- Work required: Reproduce the passage of the article about Lagangarbh Hut below, starting with "It has featured" and going on through "(SMC) since 1946.", and switch "shortbread biscuit tins" to "postcards".

TOURISTS are causing a headache for the custodian of a remote Highlands hut used by mountaineers and hillwalkers – by swamping him with emails and phone calls requesting to rent it out “as a holiday home”.
Lagangarbh Hut sits at the head of Glen Coe beneath Buachaille Etive Mor near the River Coupall and is regarded as one of the most “picture perfect” photography locations in Scotland.
It has featured in films and TV adverts, graced calendars, appeared on shortbread biscuit tins, and even been named in a worldwide list of 16 houses “built in seemingly impossible locations”. The list includes the Paro Taktsang Monastery in Bhutan and a remote hideaway in Norway’s Arctic archipelago.
Originally a crofter’s home, “the wee white house in Glen Coe”, is owned by the National Trust it has been occupied and maintained by the Scottish Mountaineering Club (SMC) since 1946.
Applications to stay at the hut are only accepted from mountaineering and hillwalking clubs and the outdoor fraternity.
A moody sky makes the perfect backdrop for a cosy #Highland hideaway! ✨📍 Lagangarbh Hut, #BuachailleEtiveMòr 📷 IG/davidfowliephotography pic.twitter.com/zvJoaBB7Xf
— VisitScotland (@VisitScotland) September 21, 2019
Yet its growing popularity in the Instagram age means that Honorary Custodian Bernard M Swan has been inundated with requests from “rude” tourists to book it, despite their inability to do so.
He told The Herald: “The Scottish Mountaineering Club leases Lagangarbh from the National Trust for Scotland. We just lease it, we’ve had it since 1946. If you Google Lagangarbh you will see there is a travel blogger there who has done a whole history of Lagangarbh and all the rest of it.
“But she’s put a direct link straight on to the SMC website that goes straight on to my email and everything, and I get inundated with quite a lot of people thinking they can just phone up and book this place. It happens fairly regularly.
“They can’t do that. It’s only available to mountaineering and hillwalking clubs and related members to the mountaineering associations and such. Sometimes you get a bit ‘peed off’ because some of them are a bit rude with you. ‘Oh, why can I not stay there?’ some ask. ‘Well, you can’t’.
"And I get emails from folk all around the world wanting to stay there. You get enquiries from people who just think it’s a holiday home.
“The West Highland Way goes past it, so there’s that as well. You get folk phoning you up and saying, ‘Can I get a bed for the night?’ It’s just not possible.
“Folk go on to the SMC website to look at it. And if you bring up huts and Lagangarbh you will see the whole facility on that. It tells you there it’s available only to climbing clubs and hillwalking clubs.”
Scotland in all its glory.
— Chris Love Photography (@ChrisLuvPhoto) October 25, 2022
Lagangarbh Hut, Glencoe. The light last seconds and moved along the valley floor before illuminating the hut. What a moment. I'm still breathless. pic.twitter.com/3ZBpRSMRHg
It’s the same tourists he happily encounters on his frequent trips to the hut, posing for selfies and photos outside.
He said: “I’m up there every other weekend and the number of people that come up just to photograph that part of the country… it’s the whole aspect of the place.
“It’s fantastic. There is a bit of history of the house too. It was a crofting house at one time. The only other building SMS has that’s as spectacular is the one in Ben Nevis, the Charles Inglis Clark Memorial hut. That’s purely climbers and mountaineers that go up there too.”

- Provided data:
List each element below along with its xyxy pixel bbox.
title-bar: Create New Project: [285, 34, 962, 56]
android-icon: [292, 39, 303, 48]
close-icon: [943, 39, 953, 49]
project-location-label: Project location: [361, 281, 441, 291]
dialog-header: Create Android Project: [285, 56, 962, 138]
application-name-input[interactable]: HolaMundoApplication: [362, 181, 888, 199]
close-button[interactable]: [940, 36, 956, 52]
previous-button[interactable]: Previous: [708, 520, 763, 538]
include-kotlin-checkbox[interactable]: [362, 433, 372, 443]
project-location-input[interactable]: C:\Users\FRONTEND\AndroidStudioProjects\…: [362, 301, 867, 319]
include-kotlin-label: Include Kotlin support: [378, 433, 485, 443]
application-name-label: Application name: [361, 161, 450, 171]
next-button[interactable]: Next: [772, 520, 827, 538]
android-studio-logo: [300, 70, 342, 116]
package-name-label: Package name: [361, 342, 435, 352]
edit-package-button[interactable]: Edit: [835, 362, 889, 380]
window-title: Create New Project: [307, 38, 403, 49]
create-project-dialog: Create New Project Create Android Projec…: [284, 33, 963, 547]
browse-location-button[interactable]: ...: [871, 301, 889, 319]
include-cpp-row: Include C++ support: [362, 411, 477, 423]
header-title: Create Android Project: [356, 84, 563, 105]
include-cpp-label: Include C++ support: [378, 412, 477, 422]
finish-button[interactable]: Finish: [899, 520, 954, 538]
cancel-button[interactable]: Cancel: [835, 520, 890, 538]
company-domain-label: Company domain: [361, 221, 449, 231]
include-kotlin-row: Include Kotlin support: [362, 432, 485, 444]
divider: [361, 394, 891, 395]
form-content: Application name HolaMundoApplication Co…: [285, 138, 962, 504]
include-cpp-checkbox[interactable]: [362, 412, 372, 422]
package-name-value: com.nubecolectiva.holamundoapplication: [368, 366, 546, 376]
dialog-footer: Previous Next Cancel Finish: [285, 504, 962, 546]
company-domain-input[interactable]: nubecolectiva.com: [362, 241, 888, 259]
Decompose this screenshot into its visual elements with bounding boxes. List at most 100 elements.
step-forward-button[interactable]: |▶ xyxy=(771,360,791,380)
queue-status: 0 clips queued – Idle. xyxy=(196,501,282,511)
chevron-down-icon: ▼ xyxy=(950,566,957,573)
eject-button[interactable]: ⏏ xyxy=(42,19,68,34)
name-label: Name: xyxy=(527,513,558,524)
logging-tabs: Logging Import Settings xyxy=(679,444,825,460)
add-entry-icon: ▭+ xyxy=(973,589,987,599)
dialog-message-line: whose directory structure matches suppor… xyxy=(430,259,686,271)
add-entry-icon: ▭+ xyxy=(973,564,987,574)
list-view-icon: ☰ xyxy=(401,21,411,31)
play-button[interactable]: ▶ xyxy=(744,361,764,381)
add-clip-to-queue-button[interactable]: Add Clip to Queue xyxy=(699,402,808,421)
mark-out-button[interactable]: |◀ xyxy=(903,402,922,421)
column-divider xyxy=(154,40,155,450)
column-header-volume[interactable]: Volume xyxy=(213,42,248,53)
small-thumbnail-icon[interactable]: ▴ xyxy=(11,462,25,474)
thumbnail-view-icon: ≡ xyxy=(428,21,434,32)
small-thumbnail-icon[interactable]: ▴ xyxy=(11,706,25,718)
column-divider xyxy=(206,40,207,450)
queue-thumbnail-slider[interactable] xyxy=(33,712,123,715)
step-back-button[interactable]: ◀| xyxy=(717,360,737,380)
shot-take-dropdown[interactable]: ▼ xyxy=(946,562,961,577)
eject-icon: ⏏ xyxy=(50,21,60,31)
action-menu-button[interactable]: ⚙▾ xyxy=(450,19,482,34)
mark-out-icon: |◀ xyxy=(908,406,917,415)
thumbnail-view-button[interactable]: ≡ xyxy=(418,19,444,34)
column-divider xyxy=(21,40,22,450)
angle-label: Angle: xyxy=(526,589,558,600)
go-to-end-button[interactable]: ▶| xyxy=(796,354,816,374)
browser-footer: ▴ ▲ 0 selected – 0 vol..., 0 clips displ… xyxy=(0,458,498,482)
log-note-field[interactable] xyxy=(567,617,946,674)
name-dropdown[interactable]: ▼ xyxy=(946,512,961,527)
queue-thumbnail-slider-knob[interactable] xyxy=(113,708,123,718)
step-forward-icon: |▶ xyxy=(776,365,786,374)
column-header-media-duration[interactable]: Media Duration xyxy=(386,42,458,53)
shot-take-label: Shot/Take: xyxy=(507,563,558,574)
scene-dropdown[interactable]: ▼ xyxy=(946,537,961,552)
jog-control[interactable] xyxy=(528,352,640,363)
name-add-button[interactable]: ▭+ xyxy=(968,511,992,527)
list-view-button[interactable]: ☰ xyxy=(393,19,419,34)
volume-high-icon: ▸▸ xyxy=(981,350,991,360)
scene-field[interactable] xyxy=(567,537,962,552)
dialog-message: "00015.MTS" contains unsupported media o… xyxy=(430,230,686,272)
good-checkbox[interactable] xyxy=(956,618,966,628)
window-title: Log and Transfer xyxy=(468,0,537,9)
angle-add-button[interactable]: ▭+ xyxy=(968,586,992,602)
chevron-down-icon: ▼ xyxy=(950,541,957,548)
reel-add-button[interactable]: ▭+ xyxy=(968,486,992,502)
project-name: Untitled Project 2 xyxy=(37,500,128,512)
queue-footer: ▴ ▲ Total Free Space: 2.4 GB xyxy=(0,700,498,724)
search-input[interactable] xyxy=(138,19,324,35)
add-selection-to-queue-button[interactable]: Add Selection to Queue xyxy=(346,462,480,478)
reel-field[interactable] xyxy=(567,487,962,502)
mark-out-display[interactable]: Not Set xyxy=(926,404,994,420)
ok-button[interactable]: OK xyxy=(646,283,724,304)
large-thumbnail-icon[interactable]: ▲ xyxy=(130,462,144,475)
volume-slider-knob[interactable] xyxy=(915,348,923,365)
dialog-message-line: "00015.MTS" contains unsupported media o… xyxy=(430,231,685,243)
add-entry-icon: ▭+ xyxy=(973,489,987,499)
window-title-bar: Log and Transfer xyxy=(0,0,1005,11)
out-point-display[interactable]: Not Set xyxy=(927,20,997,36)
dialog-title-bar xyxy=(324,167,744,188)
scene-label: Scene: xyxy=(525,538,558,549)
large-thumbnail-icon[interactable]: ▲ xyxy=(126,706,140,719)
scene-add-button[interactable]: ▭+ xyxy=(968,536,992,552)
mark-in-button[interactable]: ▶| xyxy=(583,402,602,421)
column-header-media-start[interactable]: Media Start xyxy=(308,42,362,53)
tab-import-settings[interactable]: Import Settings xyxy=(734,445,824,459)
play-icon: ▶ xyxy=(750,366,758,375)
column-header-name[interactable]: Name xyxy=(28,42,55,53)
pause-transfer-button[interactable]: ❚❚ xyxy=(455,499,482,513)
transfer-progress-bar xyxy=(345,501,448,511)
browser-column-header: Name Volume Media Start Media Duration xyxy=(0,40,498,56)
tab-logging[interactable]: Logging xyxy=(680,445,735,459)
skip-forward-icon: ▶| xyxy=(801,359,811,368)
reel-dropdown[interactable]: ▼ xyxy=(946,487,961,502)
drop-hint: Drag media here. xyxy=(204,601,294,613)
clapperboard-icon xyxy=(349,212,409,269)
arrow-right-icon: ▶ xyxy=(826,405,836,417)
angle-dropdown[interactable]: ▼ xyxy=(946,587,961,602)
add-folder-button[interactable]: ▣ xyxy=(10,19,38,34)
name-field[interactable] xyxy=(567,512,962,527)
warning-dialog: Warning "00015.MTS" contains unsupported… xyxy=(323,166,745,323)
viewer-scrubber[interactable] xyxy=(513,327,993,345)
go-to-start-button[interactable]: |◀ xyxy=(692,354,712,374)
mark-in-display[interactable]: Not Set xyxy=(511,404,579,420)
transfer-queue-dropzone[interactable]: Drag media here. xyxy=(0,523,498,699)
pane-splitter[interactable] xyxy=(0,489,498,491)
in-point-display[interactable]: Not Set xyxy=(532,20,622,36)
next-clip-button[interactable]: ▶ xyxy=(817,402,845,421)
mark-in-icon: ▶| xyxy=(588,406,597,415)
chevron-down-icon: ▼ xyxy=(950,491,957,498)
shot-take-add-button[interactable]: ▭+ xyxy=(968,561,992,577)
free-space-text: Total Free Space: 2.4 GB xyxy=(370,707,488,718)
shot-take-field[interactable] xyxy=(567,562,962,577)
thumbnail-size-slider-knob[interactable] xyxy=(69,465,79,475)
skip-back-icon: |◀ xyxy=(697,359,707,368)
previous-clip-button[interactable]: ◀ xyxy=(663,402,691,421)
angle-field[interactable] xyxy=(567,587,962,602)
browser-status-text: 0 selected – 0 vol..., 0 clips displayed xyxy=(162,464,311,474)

- Answer section:
It has featured in films and TV adverts, graced calendars, appeared on postcards, and even been named in a worldwide list of 16 houses “built in seemingly impossible locations”. The list includes the Paro Taktsang Monastery in Bhutan and a remote hideaway in Norway’s Arctic archipelago.
Originally a crofter’s home, “the wee white house in Glen Coe”, is owned by the National Trust it has been occupied and maintained by the Scottish Mountaineering Club (SMC) since 1946.